### The records ###

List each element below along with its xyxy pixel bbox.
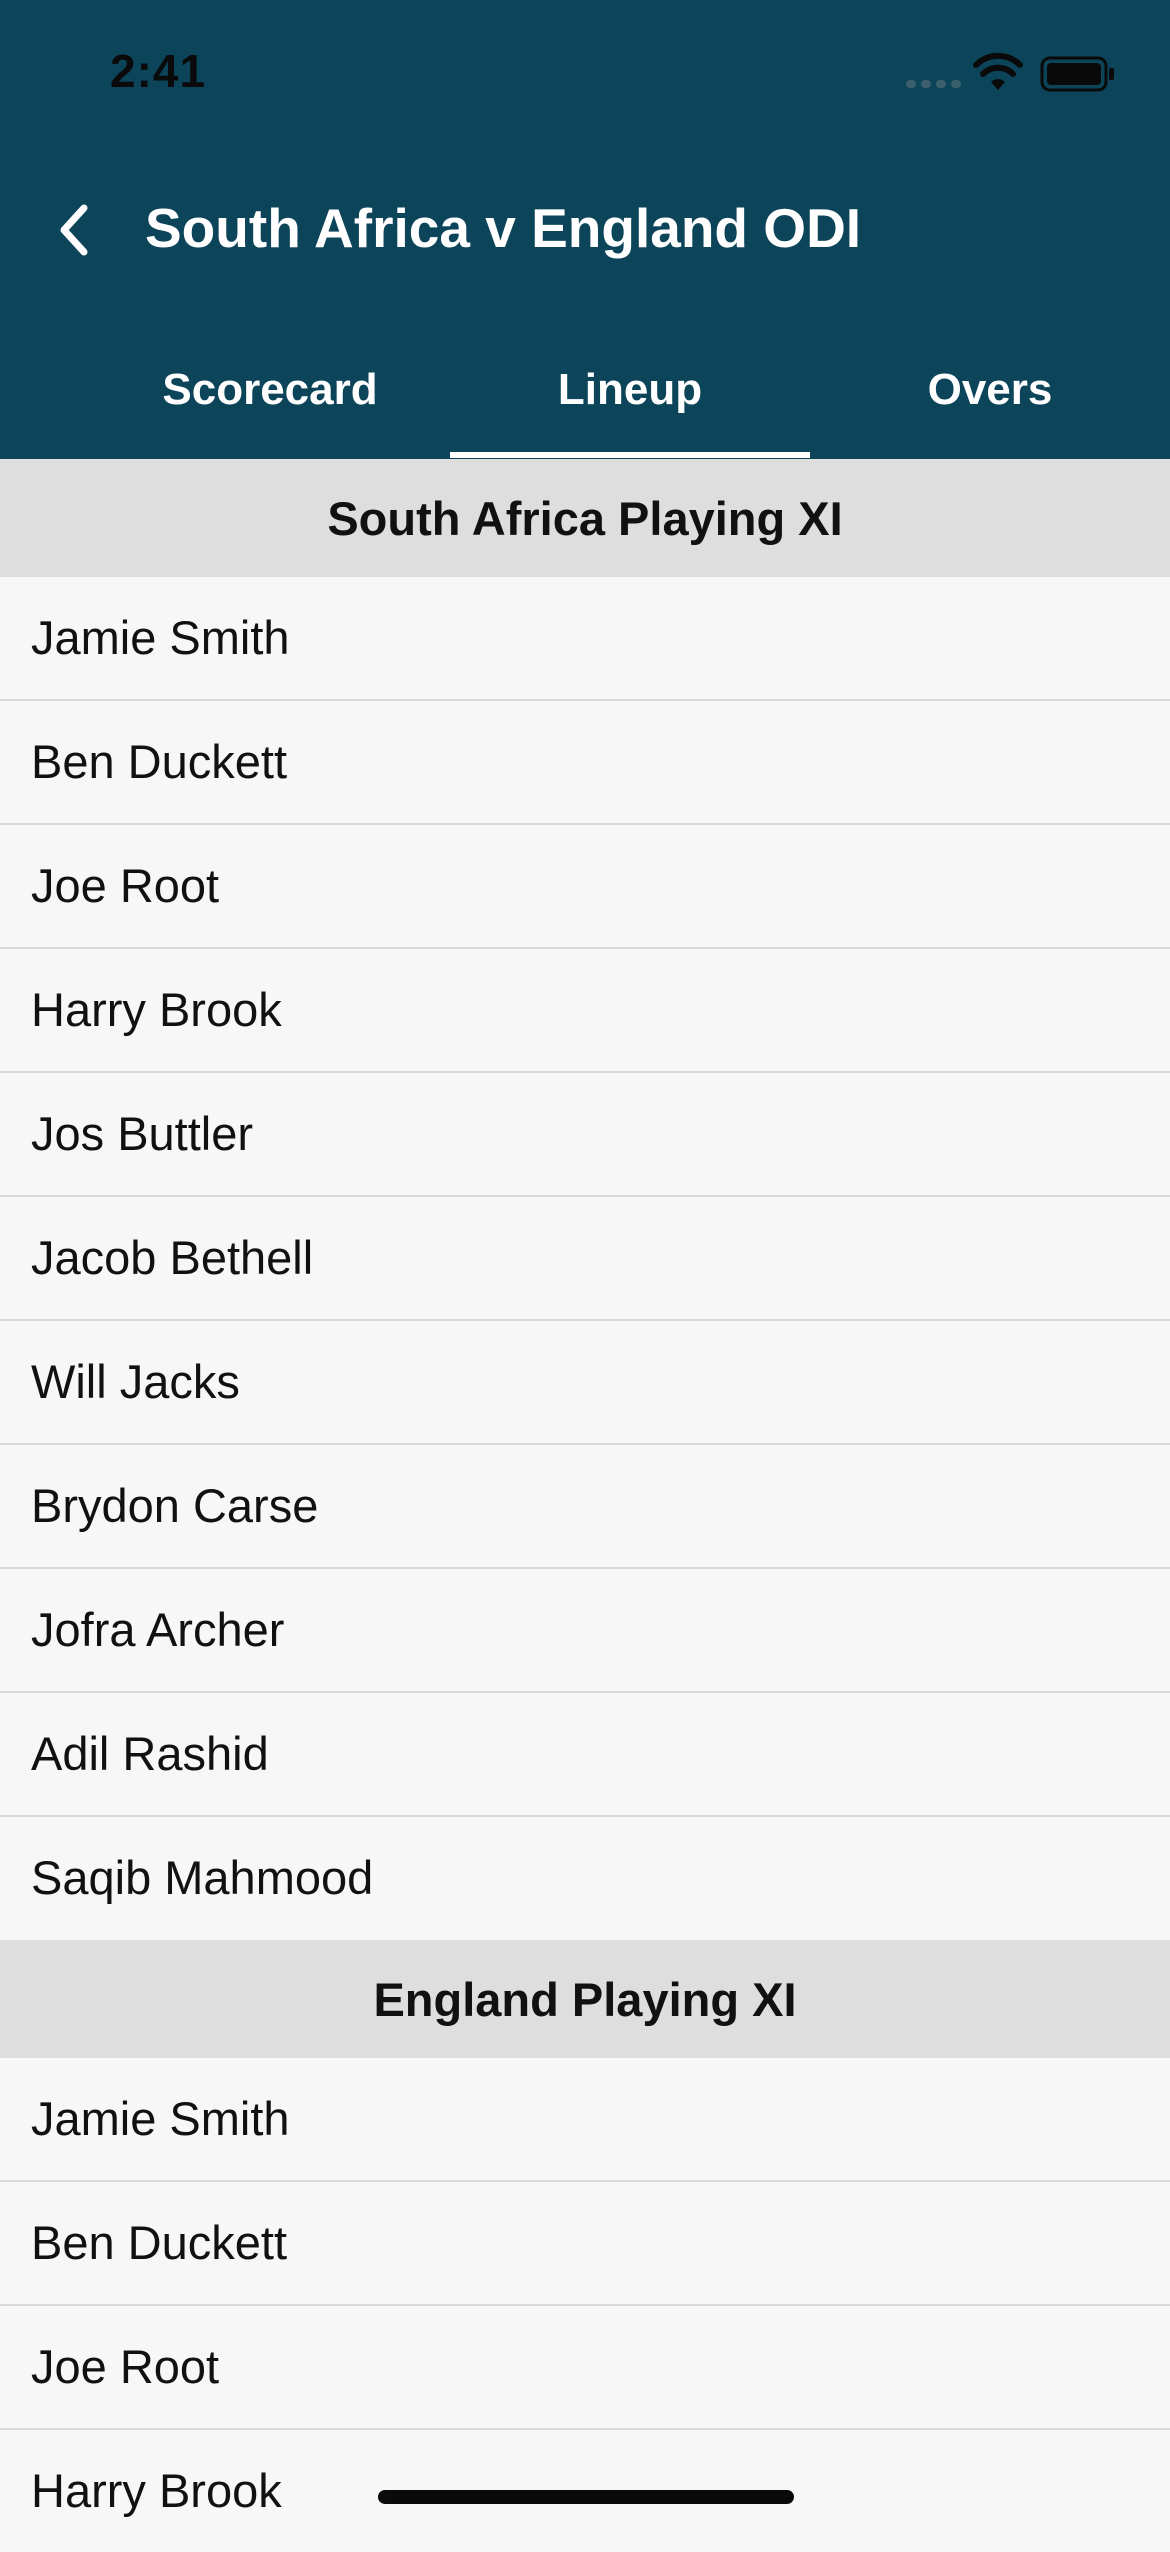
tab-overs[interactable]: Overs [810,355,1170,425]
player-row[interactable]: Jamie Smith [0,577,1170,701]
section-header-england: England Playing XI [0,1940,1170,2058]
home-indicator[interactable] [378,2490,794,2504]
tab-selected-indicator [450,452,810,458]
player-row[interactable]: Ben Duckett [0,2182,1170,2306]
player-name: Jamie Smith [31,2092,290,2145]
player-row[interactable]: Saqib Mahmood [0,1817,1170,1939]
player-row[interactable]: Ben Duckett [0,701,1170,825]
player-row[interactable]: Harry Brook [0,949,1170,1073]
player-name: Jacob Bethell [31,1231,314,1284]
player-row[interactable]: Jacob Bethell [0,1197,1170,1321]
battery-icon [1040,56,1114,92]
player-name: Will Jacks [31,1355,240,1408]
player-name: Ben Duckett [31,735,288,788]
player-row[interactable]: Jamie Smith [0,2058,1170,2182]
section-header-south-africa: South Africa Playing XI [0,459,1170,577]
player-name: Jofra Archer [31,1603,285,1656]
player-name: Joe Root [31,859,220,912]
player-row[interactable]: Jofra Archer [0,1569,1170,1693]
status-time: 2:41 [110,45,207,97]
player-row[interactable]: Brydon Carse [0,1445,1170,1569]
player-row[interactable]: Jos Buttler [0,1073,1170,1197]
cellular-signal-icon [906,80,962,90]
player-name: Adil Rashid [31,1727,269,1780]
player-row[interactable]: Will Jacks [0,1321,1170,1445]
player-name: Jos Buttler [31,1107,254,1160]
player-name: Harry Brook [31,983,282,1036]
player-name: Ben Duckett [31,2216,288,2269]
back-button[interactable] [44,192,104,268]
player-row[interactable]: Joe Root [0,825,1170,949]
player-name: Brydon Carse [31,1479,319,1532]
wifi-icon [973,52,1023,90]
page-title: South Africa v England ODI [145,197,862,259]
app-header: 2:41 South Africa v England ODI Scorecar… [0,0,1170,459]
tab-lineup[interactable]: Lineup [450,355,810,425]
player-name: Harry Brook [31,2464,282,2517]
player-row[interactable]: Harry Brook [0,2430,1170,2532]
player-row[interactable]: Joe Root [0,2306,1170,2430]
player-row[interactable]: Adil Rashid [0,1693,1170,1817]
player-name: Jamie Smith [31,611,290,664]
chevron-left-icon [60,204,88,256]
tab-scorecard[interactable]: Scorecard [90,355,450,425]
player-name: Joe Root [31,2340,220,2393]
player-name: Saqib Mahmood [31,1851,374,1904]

###
### The records ###

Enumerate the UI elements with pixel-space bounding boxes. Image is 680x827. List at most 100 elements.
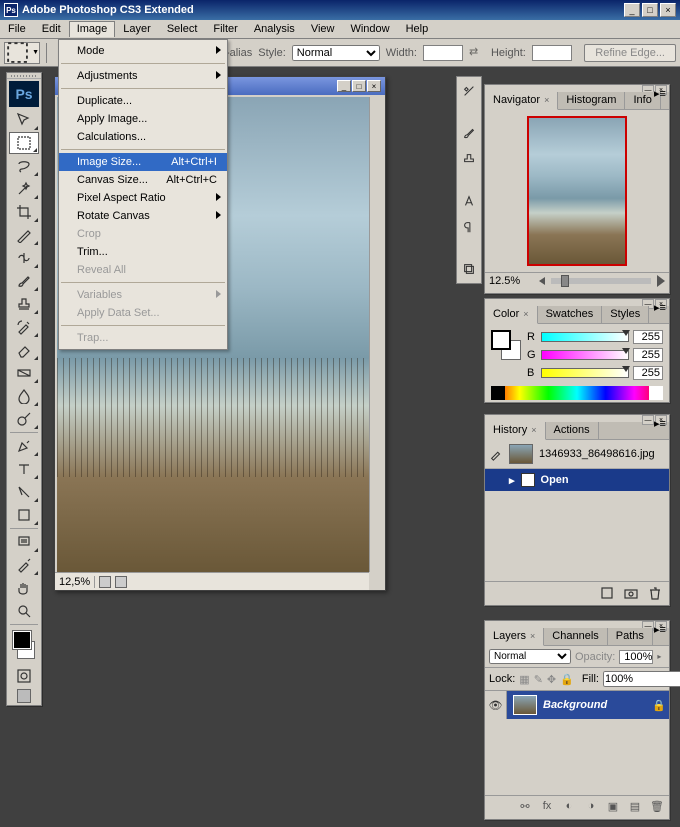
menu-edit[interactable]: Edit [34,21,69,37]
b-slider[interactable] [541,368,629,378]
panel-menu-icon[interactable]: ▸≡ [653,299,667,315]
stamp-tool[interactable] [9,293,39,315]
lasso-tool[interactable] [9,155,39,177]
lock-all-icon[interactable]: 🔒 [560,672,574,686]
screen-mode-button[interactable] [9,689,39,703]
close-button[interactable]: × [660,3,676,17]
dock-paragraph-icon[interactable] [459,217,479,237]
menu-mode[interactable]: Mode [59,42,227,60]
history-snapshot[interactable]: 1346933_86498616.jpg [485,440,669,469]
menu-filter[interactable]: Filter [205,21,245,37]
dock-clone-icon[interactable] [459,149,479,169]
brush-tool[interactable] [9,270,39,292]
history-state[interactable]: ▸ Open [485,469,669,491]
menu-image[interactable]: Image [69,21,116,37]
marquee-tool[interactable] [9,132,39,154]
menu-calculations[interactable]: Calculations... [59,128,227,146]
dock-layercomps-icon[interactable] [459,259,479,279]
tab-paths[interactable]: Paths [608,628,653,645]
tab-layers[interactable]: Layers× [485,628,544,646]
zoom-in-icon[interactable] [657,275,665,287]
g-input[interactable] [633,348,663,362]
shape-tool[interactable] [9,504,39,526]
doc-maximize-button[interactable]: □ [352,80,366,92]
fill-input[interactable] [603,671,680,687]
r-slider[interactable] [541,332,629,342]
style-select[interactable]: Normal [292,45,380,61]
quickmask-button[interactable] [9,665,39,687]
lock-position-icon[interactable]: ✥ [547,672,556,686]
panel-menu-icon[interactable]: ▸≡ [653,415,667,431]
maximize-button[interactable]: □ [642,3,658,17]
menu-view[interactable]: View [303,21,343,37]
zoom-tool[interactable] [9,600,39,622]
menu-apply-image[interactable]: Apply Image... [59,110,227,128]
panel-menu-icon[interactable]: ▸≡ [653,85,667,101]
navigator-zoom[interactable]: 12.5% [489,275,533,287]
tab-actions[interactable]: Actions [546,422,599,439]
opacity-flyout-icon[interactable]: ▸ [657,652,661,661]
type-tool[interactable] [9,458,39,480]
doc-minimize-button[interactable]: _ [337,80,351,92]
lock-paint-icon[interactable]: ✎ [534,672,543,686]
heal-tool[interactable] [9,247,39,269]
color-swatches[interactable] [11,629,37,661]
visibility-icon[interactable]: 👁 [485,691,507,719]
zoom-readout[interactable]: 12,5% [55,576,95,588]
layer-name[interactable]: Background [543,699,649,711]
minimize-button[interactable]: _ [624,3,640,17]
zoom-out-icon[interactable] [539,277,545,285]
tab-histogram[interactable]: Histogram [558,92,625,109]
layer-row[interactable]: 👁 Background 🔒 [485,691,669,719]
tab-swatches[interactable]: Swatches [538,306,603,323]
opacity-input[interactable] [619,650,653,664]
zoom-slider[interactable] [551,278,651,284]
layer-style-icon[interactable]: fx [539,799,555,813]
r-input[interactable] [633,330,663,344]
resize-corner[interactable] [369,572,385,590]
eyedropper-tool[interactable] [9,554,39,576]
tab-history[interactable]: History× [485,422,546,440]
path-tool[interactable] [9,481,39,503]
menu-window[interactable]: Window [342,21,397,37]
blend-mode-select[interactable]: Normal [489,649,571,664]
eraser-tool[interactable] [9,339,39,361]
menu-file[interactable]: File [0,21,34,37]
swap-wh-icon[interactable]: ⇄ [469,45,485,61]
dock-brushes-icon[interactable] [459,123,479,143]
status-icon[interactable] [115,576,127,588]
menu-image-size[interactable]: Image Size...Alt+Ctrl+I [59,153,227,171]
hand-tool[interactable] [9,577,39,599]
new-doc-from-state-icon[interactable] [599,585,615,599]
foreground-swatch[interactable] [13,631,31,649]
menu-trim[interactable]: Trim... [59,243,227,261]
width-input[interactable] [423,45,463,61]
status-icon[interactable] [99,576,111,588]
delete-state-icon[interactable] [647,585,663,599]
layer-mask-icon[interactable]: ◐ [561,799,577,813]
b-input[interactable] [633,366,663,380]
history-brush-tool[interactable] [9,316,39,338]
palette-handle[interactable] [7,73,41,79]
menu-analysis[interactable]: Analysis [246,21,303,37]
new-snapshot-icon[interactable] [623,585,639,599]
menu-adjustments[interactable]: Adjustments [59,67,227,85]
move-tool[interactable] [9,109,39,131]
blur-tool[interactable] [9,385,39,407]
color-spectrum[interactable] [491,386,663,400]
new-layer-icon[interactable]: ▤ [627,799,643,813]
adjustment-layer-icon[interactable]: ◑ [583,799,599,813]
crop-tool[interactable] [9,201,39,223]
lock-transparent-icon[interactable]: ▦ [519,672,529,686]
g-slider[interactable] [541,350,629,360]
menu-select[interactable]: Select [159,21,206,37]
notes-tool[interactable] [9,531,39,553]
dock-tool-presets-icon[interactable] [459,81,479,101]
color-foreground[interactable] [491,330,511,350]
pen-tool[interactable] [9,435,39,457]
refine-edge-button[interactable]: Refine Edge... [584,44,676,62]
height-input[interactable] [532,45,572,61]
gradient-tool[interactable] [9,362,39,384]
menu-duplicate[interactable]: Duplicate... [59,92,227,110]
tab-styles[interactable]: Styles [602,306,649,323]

###

To do ▸
Can you recast the records from the line with "tab-overs[interactable]: Overs [810,355,1170,425]" to the line with "wifi-icon [973,52,1023,90]", both included, as a Markdown table with the columns Row (a running number) and Line (the line itself), leaving out any blank lines?

Correct response ▸
| Row | Line |
|---|---|
| 1 | tab-overs[interactable]: Overs [810,355,1170,425] |
| 2 | player-row[interactable]: Jamie Smith [0,577,1170,701] |
| 3 | section-header-england: England Playing XI [0,1940,1170,2058] |
| 4 | home-indicator[interactable] [378,2490,794,2504] |
| 5 | tab-selected-indicator [450,452,810,458] |
| 6 | player-row[interactable]: Ben Duckett [0,2182,1170,2306] |
| 7 | player-name: Jamie Smith [31,2092,290,2145] |
| 8 | player-row[interactable]: Saqib Mahmood [0,1817,1170,1939] |
| 9 | player-row[interactable]: Ben Duckett [0,701,1170,825] |
| 10 | player-row[interactable]: Harry Brook [0,949,1170,1073] |
| 11 | player-name: Jacob Bethell [31,1231,314,1284] |
| 12 | player-row[interactable]: Jacob Bethell [0,1197,1170,1321] |
| 13 | battery-icon [1040,56,1114,92] |
| 14 | player-name: Will Jacks [31,1355,240,1408] |
| 15 | player-name: Ben Duckett [31,735,288,788] |
| 16 | player-row[interactable]: Jamie Smith [0,2058,1170,2182] |
| 17 | section-header-south-africa: South Africa Playing XI [0,459,1170,577] |
| 18 | player-name: Jofra Archer [31,1603,285,1656] |
| 19 | player-name: Joe Root [31,859,220,912] |
| 20 | player-row[interactable]: Jofra Archer [0,1569,1170,1693] |
| 21 | status-time: 2:41 [110,45,207,97] |
| 22 | player-row[interactable]: Brydon Carse [0,1445,1170,1569] |
| 23 | player-row[interactable]: Jos Buttler [0,1073,1170,1197] |
| 24 | cellular-signal-icon [906,80,962,90] |
| 25 | player-name: Adil Rashid [31,1727,269,1780] |
| 26 | player-row[interactable]: Will Jacks [0,1321,1170,1445] |
| 27 | player-name: Jos Buttler [31,1107,254,1160] |
| 28 | player-name: Harry Brook [31,983,282,1036] |
| 29 | player-name: Ben Duckett [31,2216,288,2269] |
| 30 | back-button[interactable] [44,192,104,268] |
| 31 | player-row[interactable]: Joe Root [0,825,1170,949] |
| 32 | player-name: Brydon Carse [31,1479,319,1532] |
| 33 | wifi-icon [973,52,1023,90] |